> Vos consignes:
Citez mot pour mot et en entier la chronique de l'album Cold epiphany de Voice Of Ruin.

> Texte source:
VOICE OF RUIN: Cold epiphany

Suisse, Death mélodique (Autoproduction, 2023)

Il y a des groupes comme ça, tu les découvres par hasard… Voice Of Ruin fait partie de ceux-là… et des bonnes surprises aussi. Formé en 2008 à Nyon, en Suisse, la formation publie son premier album, Morning wood en 2014, tourne en compagnie de Sepultura, Hatebreed, Children Of Bodom parmis d’autres et revient aujourd’hui avec son quatrième album, Cold epiphany. Le moins qu’on puisse dire est que ça thrashe sévère tout au long des 9 titres introduits par un calme instrumental, Prelude to a dark age. Le calme avant la tempête, car la suite speede, growle et tabasse sec. Rapidement, cependant, un constat s’impose: cet album s’il comporte nombre de qualités – des compos rentre dedans, parfois directes, à d’autres moment plus complexes, des riffs sur lesquels il est impossible de ne pas avoir son air guitar et de headbanguer en cadence, une production soignée… – recèle une faiblesse: j’ai parfois, souvent, l’impression d’écouter le futur album d’Amon Amarth. Le chant de Randy accompagné de ces guitares évoquent plus qu’à leur tour l’univers sonore de nos vikings préférés et, en même temps, Voice Of Ruin s’en distingue par l’utilisation de claviers. Si l’influence des Suédois est une évidence, d’autres références se font jour au gré des titres, sans pour autant être prégnantes: Nightwish et le metal symphonique dans certaines orchestrations, des intros qui évoquent ici Judas Priest (Dreadful tears, sur lequel intervient Anna Murphy pour les parties de chant clair), Slayer un peu partout, Sepultura (Deathstar rising et son intro quelque peu tribale) ou encore, dans une moindre mesure, Metallica. Mais que demande-t-on, au final? Cold epiphany est un album plus qu’énergique, souvent explosif, très bien produit et qui ne lasse pas un instant. Un album plus qu’efficace.

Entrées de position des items
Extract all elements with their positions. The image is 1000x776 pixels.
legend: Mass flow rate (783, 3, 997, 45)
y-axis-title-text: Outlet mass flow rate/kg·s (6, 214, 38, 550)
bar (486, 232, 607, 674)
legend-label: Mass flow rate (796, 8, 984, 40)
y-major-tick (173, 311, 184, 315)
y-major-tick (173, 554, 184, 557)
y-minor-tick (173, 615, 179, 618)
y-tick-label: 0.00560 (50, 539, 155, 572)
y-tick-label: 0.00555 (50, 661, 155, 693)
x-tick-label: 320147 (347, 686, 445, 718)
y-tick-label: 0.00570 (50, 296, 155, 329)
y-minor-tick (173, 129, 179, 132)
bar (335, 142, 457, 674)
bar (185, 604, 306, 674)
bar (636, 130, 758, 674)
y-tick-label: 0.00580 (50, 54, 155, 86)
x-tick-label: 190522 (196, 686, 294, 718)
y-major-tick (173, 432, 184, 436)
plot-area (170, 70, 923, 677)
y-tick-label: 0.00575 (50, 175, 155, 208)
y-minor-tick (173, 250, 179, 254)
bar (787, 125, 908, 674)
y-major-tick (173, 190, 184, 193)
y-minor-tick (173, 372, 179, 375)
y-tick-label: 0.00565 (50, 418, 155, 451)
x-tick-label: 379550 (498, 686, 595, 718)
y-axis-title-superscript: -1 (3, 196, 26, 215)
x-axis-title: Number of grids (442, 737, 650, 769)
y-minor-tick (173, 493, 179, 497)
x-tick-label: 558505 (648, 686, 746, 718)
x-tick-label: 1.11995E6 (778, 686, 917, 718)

> Réponse complète:
VOICE OF RUIN: Cold epiphany

Suisse, Death mélodique (Autoproduction, 2023)

Il y a des groupes comme ça, tu les découvres par hasard… Voice Of Ruin fait partie de ceux-là… et des bonnes surprises aussi. Formé en 2008 à Nyon, en Suisse, la formation publie son premier album, Morning wood en 2014, tourne en compagnie de Sepultura, Hatebreed, Children Of Bodom parmis d’autres et revient aujourd’hui avec son quatrième album, Cold epiphany. Le moins qu’on puisse dire est que ça thrashe sévère tout au long des 9 titres introduits par un calme instrumental, Prelude to a dark age. Le calme avant la tempête, car la suite speede, growle et tabasse sec. Rapidement, cependant, un constat s’impose: cet album s’il comporte nombre de qualités – des compos rentre dedans, parfois directes, à d’autres moment plus complexes, des riffs sur lesquels il est impossible de ne pas avoir son air guitar et de headbanguer en cadence, une production soignée… – recèle une faiblesse: j’ai parfois, souvent, l’impression d’écouter le futur album d’Amon Amarth. Le chant de Randy accompagné de ces guitares évoquent plus qu’à leur tour l’univers sonore de nos vikings préférés et, en même temps, Voice Of Ruin s’en distingue par l’utilisation de claviers. Si l’influence des Suédois est une évidence, d’autres références se font jour au gré des titres, sans pour autant être prégnantes: Nightwish et le metal symphonique dans certaines orchestrations, des intros qui évoquent ici Judas Priest (Dreadful tears, sur lequel intervient Anna Murphy pour les parties de chant clair), Slayer un peu partout, Sepultura (Deathstar rising et son intro quelque peu tribale) ou encore, dans une moindre mesure, Metallica. Mais que demande-t-on, au final? Cold epiphany est un album plus qu’énergique, souvent explosif, très bien produit et qui ne lasse pas un instant. Un album plus qu’efficace.